• _Challenge_
Find each line holding the word "large" and give the number of such lines, nothing else.

(A block of data)
# # #

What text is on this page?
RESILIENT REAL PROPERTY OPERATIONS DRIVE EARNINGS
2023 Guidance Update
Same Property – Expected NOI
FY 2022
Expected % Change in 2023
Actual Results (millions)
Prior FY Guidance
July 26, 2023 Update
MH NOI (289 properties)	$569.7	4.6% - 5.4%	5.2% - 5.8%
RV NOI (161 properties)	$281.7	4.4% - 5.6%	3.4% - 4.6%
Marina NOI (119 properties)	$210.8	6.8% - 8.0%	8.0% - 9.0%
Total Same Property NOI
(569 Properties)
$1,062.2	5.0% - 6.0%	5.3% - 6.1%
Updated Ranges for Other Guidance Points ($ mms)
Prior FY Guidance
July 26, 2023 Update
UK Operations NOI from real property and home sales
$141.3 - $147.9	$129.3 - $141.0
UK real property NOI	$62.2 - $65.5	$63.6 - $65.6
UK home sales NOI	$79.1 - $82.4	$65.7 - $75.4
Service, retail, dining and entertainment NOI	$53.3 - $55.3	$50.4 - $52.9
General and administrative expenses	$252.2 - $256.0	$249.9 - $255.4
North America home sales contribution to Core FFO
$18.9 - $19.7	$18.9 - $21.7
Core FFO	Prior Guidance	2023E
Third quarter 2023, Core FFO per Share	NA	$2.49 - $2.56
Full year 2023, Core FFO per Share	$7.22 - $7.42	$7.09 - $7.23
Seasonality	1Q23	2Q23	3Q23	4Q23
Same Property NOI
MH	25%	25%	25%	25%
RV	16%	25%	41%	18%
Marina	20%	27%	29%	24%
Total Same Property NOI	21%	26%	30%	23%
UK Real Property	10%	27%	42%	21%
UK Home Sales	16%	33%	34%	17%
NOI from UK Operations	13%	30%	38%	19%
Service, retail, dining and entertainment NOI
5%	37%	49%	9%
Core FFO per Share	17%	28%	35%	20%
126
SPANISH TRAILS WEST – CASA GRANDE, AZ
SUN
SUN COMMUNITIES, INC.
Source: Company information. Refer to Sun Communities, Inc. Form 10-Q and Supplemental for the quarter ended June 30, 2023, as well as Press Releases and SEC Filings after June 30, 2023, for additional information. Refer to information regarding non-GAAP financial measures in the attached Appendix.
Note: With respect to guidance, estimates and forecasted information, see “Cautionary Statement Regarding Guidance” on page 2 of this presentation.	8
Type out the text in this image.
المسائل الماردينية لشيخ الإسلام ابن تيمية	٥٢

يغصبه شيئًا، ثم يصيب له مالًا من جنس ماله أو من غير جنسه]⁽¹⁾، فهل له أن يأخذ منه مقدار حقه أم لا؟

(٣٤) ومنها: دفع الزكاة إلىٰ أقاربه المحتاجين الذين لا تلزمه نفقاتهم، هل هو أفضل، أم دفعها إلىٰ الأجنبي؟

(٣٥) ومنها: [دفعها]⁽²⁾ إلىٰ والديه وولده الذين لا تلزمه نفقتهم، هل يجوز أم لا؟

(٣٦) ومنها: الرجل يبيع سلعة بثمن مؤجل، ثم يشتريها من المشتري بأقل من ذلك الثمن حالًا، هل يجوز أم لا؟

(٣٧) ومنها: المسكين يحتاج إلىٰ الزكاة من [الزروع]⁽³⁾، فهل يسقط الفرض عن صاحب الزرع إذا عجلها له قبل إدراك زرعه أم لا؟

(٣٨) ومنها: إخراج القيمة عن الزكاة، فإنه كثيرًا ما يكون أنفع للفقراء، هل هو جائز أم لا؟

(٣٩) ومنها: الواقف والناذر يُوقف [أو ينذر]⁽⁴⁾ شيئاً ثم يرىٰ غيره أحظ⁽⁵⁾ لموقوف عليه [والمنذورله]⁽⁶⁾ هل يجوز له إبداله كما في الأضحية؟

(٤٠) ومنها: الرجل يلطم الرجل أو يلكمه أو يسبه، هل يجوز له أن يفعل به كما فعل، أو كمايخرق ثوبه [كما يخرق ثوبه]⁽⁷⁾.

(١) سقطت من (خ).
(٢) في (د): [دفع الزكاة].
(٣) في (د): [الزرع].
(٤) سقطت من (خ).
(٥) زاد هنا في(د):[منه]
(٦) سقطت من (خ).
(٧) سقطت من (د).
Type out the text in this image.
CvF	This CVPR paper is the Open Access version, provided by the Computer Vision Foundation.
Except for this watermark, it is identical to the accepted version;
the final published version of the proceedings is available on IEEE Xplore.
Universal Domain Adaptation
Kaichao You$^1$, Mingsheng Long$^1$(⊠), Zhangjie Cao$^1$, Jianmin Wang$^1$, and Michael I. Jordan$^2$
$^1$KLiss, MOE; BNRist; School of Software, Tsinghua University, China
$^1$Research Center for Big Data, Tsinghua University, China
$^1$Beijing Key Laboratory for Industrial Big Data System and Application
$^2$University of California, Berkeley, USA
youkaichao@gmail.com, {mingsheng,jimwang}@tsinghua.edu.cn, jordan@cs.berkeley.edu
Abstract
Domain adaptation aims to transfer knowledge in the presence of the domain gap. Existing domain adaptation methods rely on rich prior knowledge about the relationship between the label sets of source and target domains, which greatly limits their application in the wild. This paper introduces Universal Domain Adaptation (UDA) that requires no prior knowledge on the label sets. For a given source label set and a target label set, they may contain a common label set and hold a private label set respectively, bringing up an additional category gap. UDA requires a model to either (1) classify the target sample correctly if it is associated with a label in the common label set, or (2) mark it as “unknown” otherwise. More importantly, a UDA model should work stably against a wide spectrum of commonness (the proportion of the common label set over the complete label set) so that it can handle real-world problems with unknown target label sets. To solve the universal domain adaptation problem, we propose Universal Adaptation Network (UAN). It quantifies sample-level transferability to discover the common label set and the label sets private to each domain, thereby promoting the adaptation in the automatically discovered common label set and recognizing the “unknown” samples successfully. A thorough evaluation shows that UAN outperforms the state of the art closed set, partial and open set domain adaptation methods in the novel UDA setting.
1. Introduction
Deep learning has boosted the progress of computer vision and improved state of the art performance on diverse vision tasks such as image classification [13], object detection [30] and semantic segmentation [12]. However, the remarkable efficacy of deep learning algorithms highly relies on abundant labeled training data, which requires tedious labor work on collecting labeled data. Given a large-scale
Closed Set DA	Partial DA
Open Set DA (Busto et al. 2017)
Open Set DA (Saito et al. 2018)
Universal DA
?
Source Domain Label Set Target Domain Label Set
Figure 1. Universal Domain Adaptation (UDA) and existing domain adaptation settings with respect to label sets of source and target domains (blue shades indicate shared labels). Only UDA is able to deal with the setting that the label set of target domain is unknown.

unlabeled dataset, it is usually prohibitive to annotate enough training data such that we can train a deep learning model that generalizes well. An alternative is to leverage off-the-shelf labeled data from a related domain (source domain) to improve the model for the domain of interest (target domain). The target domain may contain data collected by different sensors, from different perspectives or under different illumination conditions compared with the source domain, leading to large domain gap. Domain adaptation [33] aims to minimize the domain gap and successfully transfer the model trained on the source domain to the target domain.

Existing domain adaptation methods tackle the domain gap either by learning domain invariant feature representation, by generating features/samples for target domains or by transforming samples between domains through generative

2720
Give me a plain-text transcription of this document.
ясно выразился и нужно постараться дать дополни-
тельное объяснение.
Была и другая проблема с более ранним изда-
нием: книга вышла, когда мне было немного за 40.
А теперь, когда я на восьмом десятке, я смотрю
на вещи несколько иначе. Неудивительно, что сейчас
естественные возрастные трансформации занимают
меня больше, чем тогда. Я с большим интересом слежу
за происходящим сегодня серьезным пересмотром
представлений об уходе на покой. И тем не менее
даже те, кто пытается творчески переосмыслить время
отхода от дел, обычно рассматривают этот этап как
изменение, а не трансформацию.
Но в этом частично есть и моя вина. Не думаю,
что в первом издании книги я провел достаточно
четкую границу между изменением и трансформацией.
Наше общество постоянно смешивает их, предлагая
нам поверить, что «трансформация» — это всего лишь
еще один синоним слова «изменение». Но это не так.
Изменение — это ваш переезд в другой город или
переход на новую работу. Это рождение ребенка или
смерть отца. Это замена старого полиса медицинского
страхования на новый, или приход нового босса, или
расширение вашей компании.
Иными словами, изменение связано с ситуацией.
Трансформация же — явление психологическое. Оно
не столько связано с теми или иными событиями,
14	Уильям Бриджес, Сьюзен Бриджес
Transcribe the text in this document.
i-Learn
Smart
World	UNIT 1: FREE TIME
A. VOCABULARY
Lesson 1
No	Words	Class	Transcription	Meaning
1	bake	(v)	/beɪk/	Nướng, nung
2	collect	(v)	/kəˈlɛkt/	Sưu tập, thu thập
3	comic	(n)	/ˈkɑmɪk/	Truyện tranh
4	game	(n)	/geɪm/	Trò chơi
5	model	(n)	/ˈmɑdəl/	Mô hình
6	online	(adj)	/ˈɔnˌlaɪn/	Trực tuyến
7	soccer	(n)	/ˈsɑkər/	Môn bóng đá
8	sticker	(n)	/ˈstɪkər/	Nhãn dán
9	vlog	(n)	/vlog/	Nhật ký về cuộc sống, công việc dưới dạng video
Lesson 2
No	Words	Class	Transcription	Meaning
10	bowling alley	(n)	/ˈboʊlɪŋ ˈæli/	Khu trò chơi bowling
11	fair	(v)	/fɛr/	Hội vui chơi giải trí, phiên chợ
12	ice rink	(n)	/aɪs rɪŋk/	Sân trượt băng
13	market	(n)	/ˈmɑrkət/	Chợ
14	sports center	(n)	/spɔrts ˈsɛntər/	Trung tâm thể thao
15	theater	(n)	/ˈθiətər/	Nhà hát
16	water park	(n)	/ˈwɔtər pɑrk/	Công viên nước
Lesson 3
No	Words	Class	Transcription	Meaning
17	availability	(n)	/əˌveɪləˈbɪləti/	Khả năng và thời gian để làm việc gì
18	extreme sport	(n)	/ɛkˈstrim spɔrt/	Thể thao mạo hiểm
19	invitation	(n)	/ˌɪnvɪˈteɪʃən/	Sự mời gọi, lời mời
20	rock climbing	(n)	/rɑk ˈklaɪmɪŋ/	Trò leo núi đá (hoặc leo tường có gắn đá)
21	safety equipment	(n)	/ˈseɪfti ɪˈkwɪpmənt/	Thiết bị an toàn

# # #

• _The result_
2